═════ Records provided ═════

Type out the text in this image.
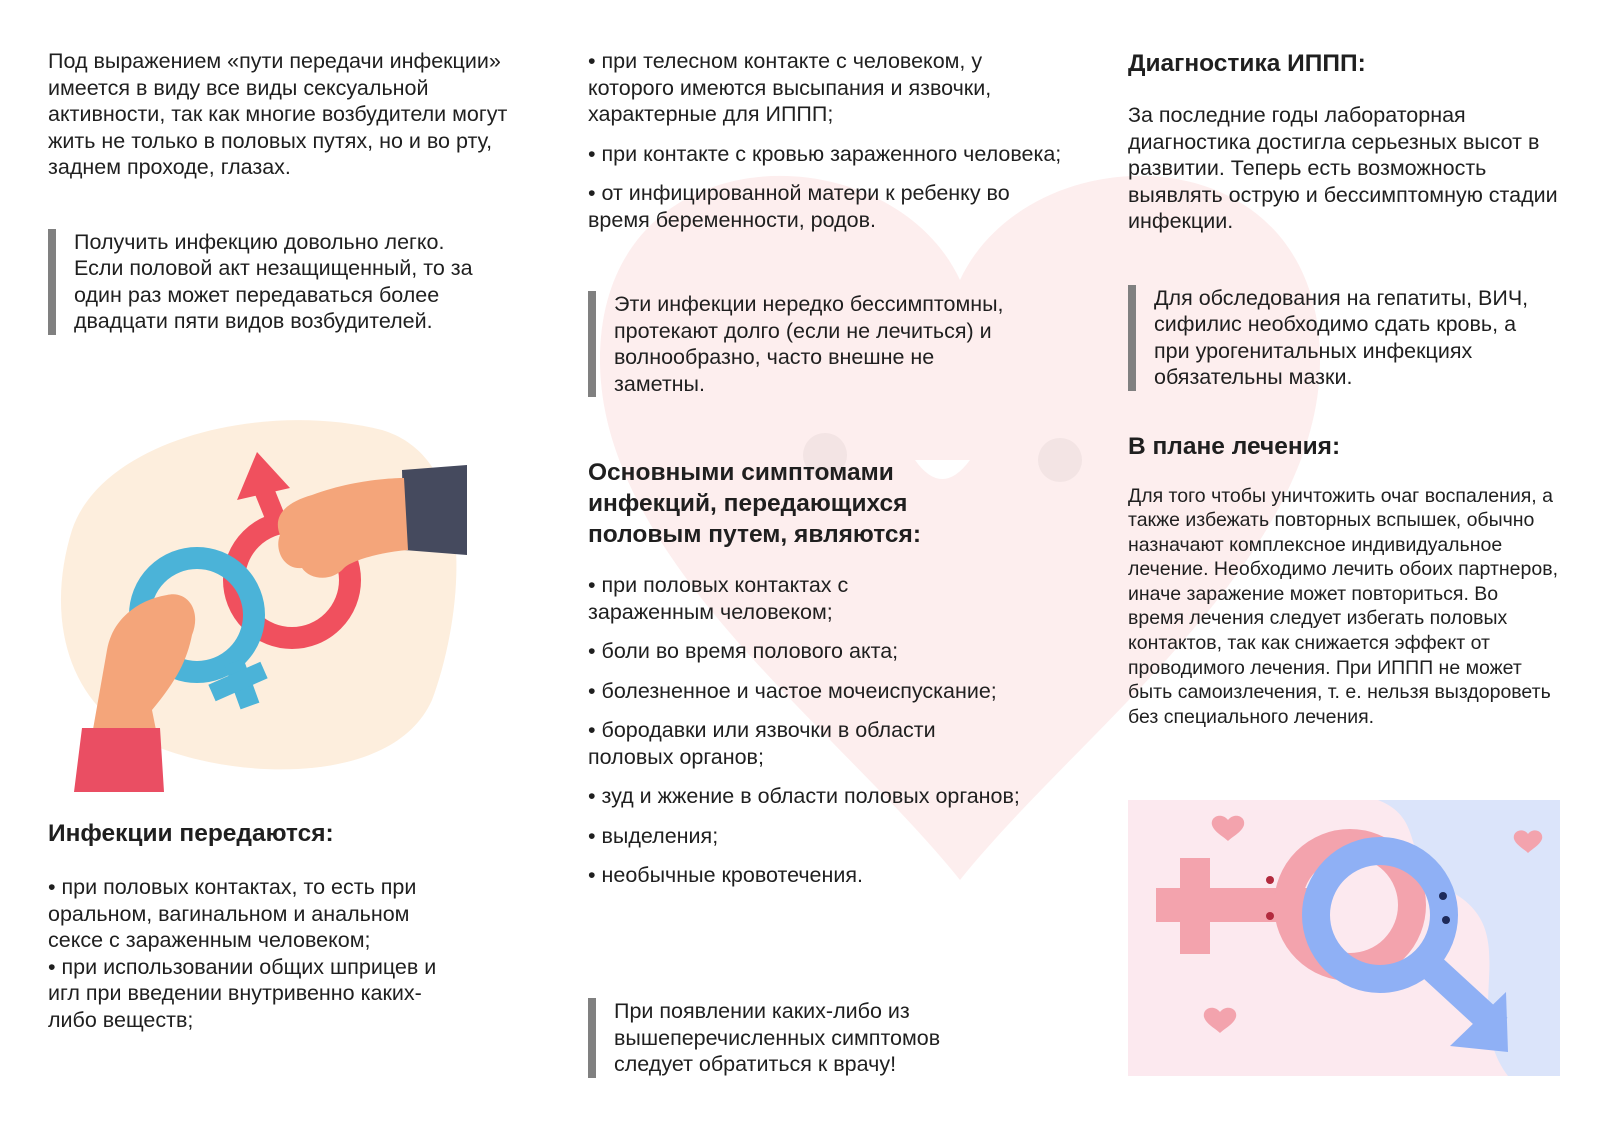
Под выражением «пути передачи инфекции» имеется в виду все виды сексуальной активности, так как многие возбудители могут жить не только в половых путях, но и во рту, заднем проходе, глазах.

Получить инфекцию довольно легко. Если половой акт незащищенный, то за один раз может передаваться более двадцати пяти видов возбудителей.
Инфекции передаются:

• при половых контактах, то есть при оральном, вагинальном и анальном сексе с зараженным человеком;

• при использовании общих шприцев и игл при введении внутривенно каких-либо веществ;

• при телесном контакте с человеком, у которого имеются высыпания и язвочки, характерные для ИППП;

• при контакте с кровью зараженного человека;

• от инфицированной матери к ребенку во время беременности, родов.

Эти инфекции нередко бессимптомны, протекают долго (если не лечиться) и волнообразно, часто внешне не заметны.
Основными симптомами инфекций, передающихся половым путем, являются:

• при половых контактах с зараженным человеком;

• боли во время полового акта;

• болезненное и частое мочеиспускание;

• бородавки или язвочки в области половых органов;

• зуд и жжение в области половых органов;

• выделения;

• необычные кровотечения.

При появлении каких-либо из вышеперечисленных симптомов следует обратиться к врачу!
Диагностика ИППП:

За последние годы лабораторная диагностика достигла серьезных высот в развитии. Теперь есть возможность выявлять острую и бессимптомную стадии инфекции.

Для обследования на гепатиты, ВИЧ, сифилис необходимо сдать кровь, а при урогенитальных инфекциях обязательны мазки.
В плане лечения:

Для того чтобы уничтожить очаг воспаления, а также избежать повторных вспышек, обычно назначают комплексное индивидуальное лечение. Необходимо лечить обоих партнеров, иначе заражение может повториться. Во время лечения следует избегать половых контактов, так как снижается эффект от проводимого лечения. При ИППП не может быть самоизлечения, т. е. нельзя выздороветь без специального лечения.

═════

What the task requires |
Set down the complete material exactly, but do not include the images.

Finished exercise |
Type out the text in this image.
Под выражением «пути передачи инфекции» имеется в виду все виды сексуальной активности, так как многие возбудители могут жить не только в половых путях, но и во рту, заднем проходе, глазах.

Получить инфекцию довольно легко. Если половой акт незащищенный, то за один раз может передаваться более двадцати пяти видов возбудителей.
Инфекции передаются:

• при половых контактах, то есть при оральном, вагинальном и анальном сексе с зараженным человеком;

• при использовании общих шприцев и игл при введении внутривенно каких-либо веществ;

• при телесном контакте с человеком, у которого имеются высыпания и язвочки, характерные для ИППП;

• при контакте с кровью зараженного человека;

• от инфицированной матери к ребенку во время беременности, родов.

Эти инфекции нередко бессимптомны, протекают долго (если не лечиться) и волнообразно, часто внешне не заметны.
Основными симптомами инфекций, передающихся половым путем, являются:

• при половых контактах с зараженным человеком;

• боли во время полового акта;

• болезненное и частое мочеиспускание;

• бородавки или язвочки в области половых органов;

• зуд и жжение в области половых органов;

• выделения;

• необычные кровотечения.

При появлении каких-либо из вышеперечисленных симптомов следует обратиться к врачу!
Диагностика ИППП:

За последние годы лабораторная диагностика достигла серьезных высот в развитии. Теперь есть возможность выявлять острую и бессимптомную стадии инфекции.

Для обследования на гепатиты, ВИЧ, сифилис необходимо сдать кровь, а при урогенитальных инфекциях обязательны мазки.
В плане лечения:

Для того чтобы уничтожить очаг воспаления, а также избежать повторных вспышек, обычно назначают комплексное индивидуальное лечение. Необходимо лечить обоих партнеров, иначе заражение может повториться. Во время лечения следует избегать половых контактов, так как снижается эффект от проводимого лечения. При ИППП не может быть самоизлечения, т. е. нельзя выздороветь без специального лечения.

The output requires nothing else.